Will you write out all the entries below exactly?

◇ ◇ ◇ ◇

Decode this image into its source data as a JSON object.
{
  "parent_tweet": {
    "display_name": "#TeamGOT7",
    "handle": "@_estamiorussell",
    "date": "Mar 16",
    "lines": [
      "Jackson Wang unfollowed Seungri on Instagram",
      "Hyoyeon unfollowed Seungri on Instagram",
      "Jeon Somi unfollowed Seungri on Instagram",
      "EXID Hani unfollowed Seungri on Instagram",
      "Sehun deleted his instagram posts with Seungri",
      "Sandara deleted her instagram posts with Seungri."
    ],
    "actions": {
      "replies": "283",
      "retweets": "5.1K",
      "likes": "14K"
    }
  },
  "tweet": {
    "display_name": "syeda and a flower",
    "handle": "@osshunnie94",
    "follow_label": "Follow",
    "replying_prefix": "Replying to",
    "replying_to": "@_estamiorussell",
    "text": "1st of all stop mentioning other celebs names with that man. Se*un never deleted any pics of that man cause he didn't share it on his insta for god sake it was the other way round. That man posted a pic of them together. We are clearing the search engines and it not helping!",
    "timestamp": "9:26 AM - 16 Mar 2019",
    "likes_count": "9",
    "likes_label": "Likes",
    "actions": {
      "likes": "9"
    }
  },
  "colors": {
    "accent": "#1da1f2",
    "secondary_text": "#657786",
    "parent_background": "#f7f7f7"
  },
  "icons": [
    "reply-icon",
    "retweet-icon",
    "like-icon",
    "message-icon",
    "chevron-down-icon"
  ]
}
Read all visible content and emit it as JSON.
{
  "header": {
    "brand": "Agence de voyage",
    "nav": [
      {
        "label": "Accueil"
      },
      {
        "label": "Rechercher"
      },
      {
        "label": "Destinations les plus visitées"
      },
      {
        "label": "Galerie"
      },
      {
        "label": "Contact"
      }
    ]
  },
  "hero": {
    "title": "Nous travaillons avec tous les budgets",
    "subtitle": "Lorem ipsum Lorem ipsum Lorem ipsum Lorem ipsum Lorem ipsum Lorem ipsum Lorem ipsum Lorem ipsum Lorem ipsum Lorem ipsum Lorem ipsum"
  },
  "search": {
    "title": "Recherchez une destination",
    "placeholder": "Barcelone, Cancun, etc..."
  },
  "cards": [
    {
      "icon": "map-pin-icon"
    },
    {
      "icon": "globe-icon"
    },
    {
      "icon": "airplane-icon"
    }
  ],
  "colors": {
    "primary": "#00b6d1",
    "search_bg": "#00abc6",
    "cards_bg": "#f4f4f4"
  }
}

◇ ◇ ◇ ◇

Complete output
Decode this image into its source data as a JSON object.
{
  "parent_tweet": {
    "display_name": "#TeamGOT7",
    "handle": "@_estamiorussell",
    "date": "Mar 16",
    "lines": [
      "Jackson Wang unfollowed Seungri on Instagram",
      "Hyoyeon unfollowed Seungri on Instagram",
      "Jeon Somi unfollowed Seungri on Instagram",
      "EXID Hani unfollowed Seungri on Instagram",
      "Sehun deleted his instagram posts with Seungri",
      "Sandara deleted her instagram posts with Seungri."
    ],
    "actions": {
      "replies": "283",
      "retweets": "5.1K",
      "likes": "14K"
    }
  },
  "tweet": {
    "display_name": "syeda and a flower",
    "handle": "@osshunnie94",
    "follow_label": "Follow",
    "replying_prefix": "Replying to",
    "replying_to": "@_estamiorussell",
    "text": "1st of all stop mentioning other celebs names with that man. Se*un never deleted any pics of that man cause he didn't share it on his insta for god sake it was the other way round. That man posted a pic of them together. We are clearing the search engines and it not helping!",
    "timestamp": "9:26 AM - 16 Mar 2019",
    "likes_count": "9",
    "likes_label": "Likes",
    "actions": {
      "likes": "9"
    }
  },
  "colors": {
    "accent": "#1da1f2",
    "secondary_text": "#657786",
    "parent_background": "#f7f7f7"
  },
  "icons": [
    "reply-icon",
    "retweet-icon",
    "like-icon",
    "message-icon",
    "chevron-down-icon"
  ]
}
Read all visible content and emit it as JSON.
{
  "header": {
    "brand": "Agence de voyage",
    "nav": [
      {
        "label": "Accueil"
      },
      {
        "label": "Rechercher"
      },
      {
        "label": "Destinations les plus visitées"
      },
      {
        "label": "Galerie"
      },
      {
        "label": "Contact"
      }
    ]
  },
  "hero": {
    "title": "Nous travaillons avec tous les budgets",
    "subtitle": "Lorem ipsum Lorem ipsum Lorem ipsum Lorem ipsum Lorem ipsum Lorem ipsum Lorem ipsum Lorem ipsum Lorem ipsum Lorem ipsum Lorem ipsum"
  },
  "search": {
    "title": "Recherchez une destination",
    "placeholder": "Barcelone, Cancun, etc..."
  },
  "cards": [
    {
      "icon": "map-pin-icon"
    },
    {
      "icon": "globe-icon"
    },
    {
      "icon": "airplane-icon"
    }
  ],
  "colors": {
    "primary": "#00b6d1",
    "search_bg": "#00abc6",
    "cards_bg": "#f4f4f4"
  }
}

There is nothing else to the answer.